### Input material:
** begin **
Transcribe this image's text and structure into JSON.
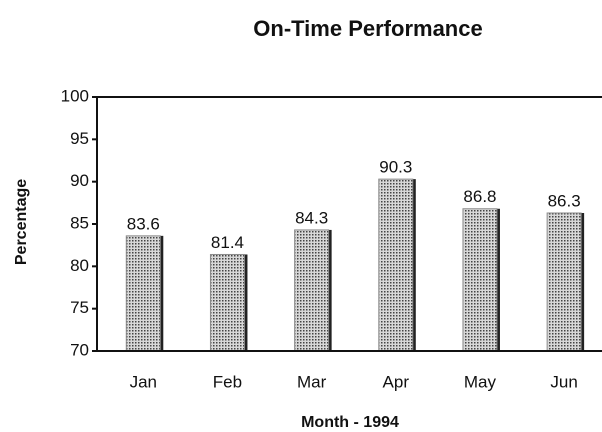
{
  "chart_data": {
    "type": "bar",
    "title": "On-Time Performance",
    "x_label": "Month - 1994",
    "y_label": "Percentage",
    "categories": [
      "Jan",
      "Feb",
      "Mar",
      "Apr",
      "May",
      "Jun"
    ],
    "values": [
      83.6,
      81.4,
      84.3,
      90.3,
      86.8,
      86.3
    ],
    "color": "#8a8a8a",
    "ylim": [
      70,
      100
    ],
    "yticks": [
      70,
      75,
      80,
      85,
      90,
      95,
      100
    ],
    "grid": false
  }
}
** end **
** begin **
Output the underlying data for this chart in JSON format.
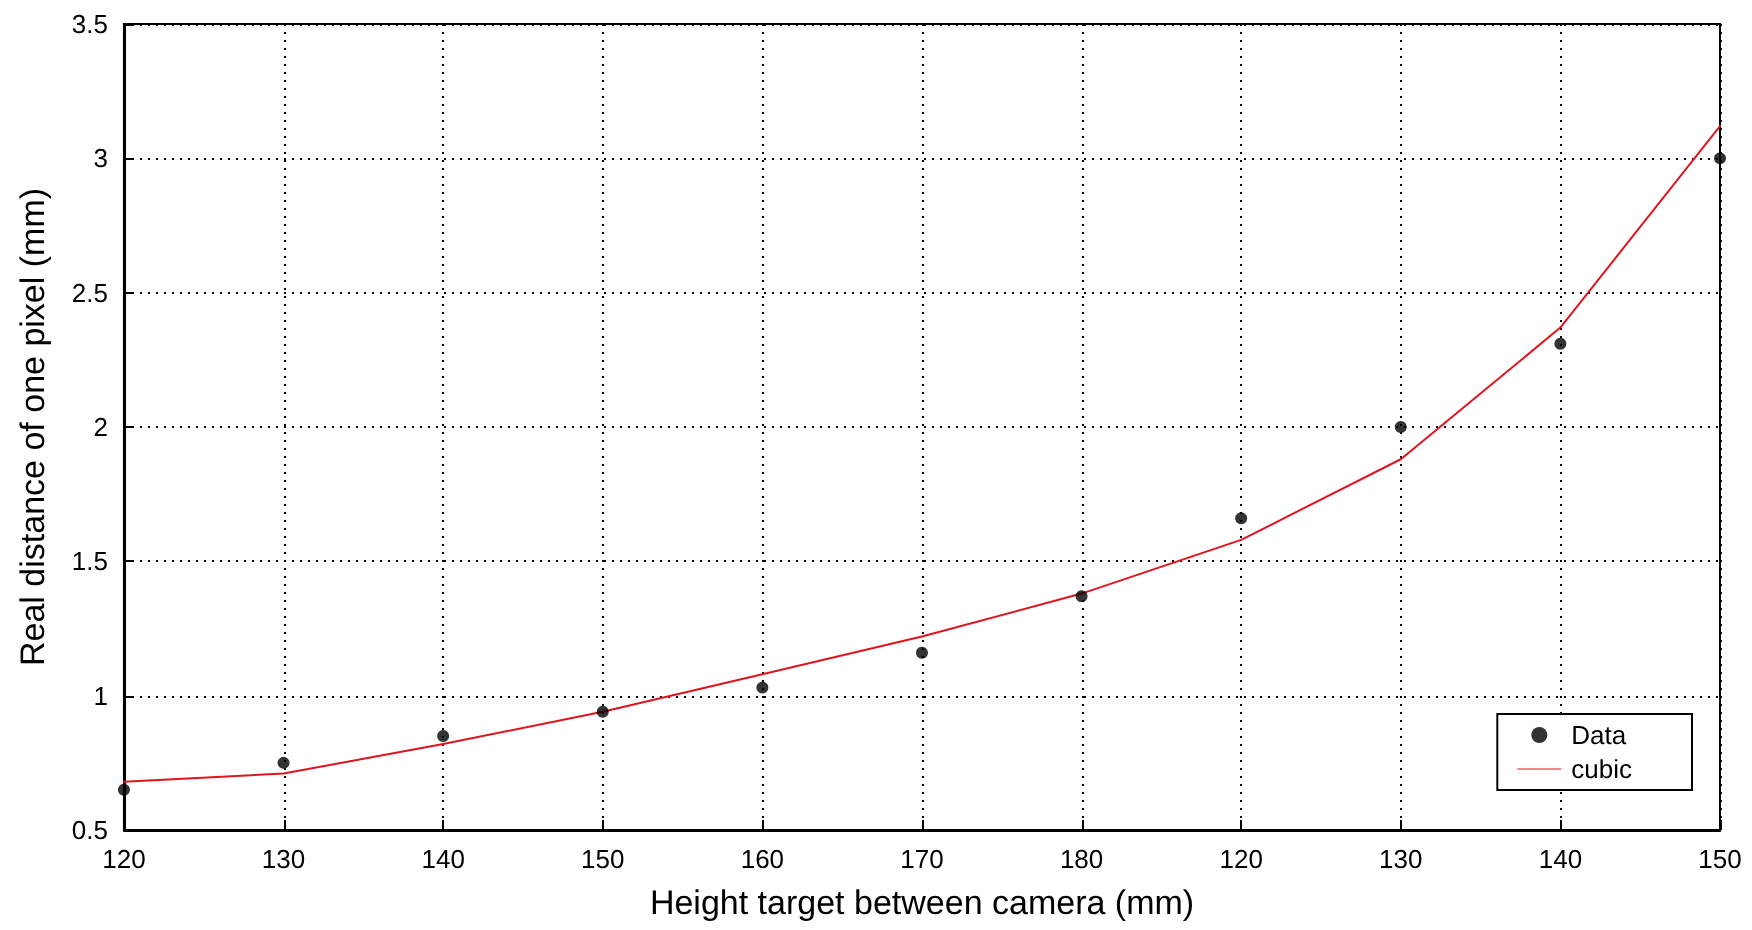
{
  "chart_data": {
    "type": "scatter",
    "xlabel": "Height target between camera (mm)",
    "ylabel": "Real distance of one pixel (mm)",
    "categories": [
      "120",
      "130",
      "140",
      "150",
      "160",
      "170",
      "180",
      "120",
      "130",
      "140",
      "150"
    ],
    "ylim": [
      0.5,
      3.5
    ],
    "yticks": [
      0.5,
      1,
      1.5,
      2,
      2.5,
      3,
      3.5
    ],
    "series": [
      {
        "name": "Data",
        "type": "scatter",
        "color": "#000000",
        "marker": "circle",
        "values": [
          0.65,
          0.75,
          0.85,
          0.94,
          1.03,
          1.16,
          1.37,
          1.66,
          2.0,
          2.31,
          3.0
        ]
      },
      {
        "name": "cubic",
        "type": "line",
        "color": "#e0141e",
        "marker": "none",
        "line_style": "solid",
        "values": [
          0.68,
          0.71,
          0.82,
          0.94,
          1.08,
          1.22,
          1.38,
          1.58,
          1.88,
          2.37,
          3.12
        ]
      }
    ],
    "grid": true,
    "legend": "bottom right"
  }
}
** end **
### What you need to do:
Return every line in the listing that contains the word "type".

### Written reply:
    "type": "bar",
    "type": "scatter",
        "type": "scatter",
        "type": "line",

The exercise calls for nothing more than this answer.